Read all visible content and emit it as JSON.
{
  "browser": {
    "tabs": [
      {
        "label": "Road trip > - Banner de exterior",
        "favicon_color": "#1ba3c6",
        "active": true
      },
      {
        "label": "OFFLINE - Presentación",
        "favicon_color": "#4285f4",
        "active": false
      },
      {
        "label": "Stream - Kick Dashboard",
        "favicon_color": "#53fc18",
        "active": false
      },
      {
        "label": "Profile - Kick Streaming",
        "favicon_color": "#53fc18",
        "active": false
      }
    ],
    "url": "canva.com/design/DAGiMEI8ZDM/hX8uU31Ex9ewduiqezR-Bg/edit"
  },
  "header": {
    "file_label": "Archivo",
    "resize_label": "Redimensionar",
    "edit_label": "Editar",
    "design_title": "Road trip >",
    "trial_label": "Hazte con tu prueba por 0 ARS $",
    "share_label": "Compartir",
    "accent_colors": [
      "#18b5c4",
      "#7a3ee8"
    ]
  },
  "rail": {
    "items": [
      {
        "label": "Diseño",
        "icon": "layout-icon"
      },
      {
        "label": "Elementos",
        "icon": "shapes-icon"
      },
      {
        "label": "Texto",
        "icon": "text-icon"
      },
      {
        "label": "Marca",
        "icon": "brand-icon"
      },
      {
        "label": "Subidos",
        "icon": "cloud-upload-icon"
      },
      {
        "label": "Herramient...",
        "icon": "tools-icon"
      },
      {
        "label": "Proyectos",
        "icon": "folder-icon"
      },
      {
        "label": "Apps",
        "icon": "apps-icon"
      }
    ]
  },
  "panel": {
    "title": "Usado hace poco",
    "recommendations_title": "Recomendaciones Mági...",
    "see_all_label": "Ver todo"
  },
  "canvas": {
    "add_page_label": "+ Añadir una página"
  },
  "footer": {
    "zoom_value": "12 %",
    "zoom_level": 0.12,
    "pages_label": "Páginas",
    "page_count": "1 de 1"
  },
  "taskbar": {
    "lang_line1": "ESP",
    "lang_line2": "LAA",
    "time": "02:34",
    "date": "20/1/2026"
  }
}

* EXERCISE OBJECTIVE *
From the records above, please extract every line and repeat it exactly.

* TASK SOLUTION *
Read all visible content and emit it as JSON.
{
  "browser": {
    "tabs": [
      {
        "label": "Road trip > - Banner de exterior",
        "favicon_color": "#1ba3c6",
        "active": true
      },
      {
        "label": "OFFLINE - Presentación",
        "favicon_color": "#4285f4",
        "active": false
      },
      {
        "label": "Stream - Kick Dashboard",
        "favicon_color": "#53fc18",
        "active": false
      },
      {
        "label": "Profile - Kick Streaming",
        "favicon_color": "#53fc18",
        "active": false
      }
    ],
    "url": "canva.com/design/DAGiMEI8ZDM/hX8uU31Ex9ewduiqezR-Bg/edit"
  },
  "header": {
    "file_label": "Archivo",
    "resize_label": "Redimensionar",
    "edit_label": "Editar",
    "design_title": "Road trip >",
    "trial_label": "Hazte con tu prueba por 0 ARS $",
    "share_label": "Compartir",
    "accent_colors": [
      "#18b5c4",
      "#7a3ee8"
    ]
  },
  "rail": {
    "items": [
      {
        "label": "Diseño",
        "icon": "layout-icon"
      },
      {
        "label": "Elementos",
        "icon": "shapes-icon"
      },
      {
        "label": "Texto",
        "icon": "text-icon"
      },
      {
        "label": "Marca",
        "icon": "brand-icon"
      },
      {
        "label": "Subidos",
        "icon": "cloud-upload-icon"
      },
      {
        "label": "Herramient...",
        "icon": "tools-icon"
      },
      {
        "label": "Proyectos",
        "icon": "folder-icon"
      },
      {
        "label": "Apps",
        "icon": "apps-icon"
      }
    ]
  },
  "panel": {
    "title": "Usado hace poco",
    "recommendations_title": "Recomendaciones Mági...",
    "see_all_label": "Ver todo"
  },
  "canvas": {
    "add_page_label": "+ Añadir una página"
  },
  "footer": {
    "zoom_value": "12 %",
    "zoom_level": 0.12,
    "pages_label": "Páginas",
    "page_count": "1 de 1"
  },
  "taskbar": {
    "lang_line1": "ESP",
    "lang_line2": "LAA",
    "time": "02:34",
    "date": "20/1/2026"
  }
}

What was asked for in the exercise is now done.